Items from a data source
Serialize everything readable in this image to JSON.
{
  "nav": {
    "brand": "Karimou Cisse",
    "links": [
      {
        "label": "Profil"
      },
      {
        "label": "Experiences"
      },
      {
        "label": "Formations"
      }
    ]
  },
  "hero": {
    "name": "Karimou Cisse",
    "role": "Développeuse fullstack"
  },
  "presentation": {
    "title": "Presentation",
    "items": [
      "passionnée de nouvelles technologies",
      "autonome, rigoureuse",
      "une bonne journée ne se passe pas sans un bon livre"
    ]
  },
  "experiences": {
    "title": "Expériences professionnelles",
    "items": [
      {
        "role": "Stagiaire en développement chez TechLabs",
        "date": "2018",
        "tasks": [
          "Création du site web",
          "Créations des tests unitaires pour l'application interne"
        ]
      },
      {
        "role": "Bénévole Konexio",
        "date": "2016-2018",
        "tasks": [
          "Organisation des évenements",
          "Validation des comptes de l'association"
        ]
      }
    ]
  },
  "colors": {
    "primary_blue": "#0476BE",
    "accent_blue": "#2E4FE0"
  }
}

--

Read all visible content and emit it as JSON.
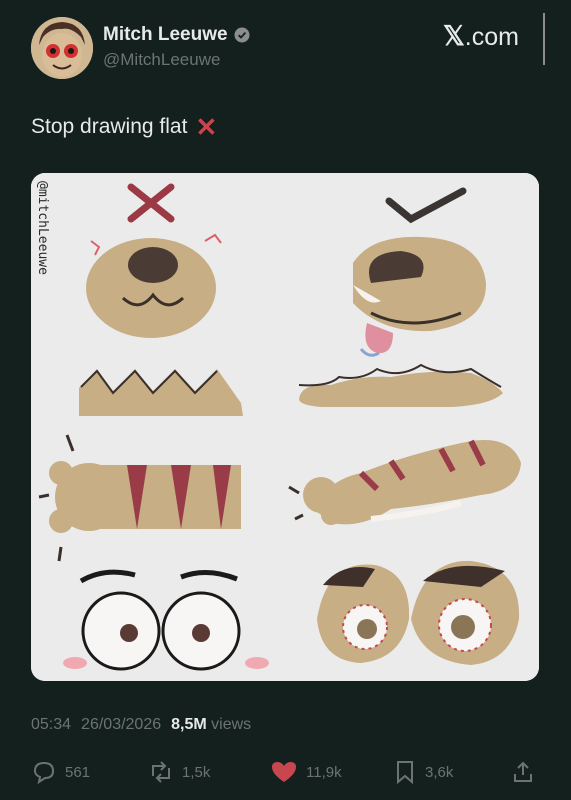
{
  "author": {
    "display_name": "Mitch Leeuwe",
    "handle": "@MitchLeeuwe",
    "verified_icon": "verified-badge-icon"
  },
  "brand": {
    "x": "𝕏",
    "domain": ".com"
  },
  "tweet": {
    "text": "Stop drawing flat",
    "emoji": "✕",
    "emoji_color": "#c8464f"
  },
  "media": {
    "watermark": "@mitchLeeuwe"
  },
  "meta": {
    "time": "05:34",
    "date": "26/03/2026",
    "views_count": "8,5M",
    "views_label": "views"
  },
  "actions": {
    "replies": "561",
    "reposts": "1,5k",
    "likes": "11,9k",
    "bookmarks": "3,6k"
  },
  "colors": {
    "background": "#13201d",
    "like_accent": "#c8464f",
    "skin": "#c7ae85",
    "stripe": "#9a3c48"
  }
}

__AIM__:
Within the entries above, report how many lines include "JSON", and keep the answer to the number.

__COMPLETE OUTPUT__:
2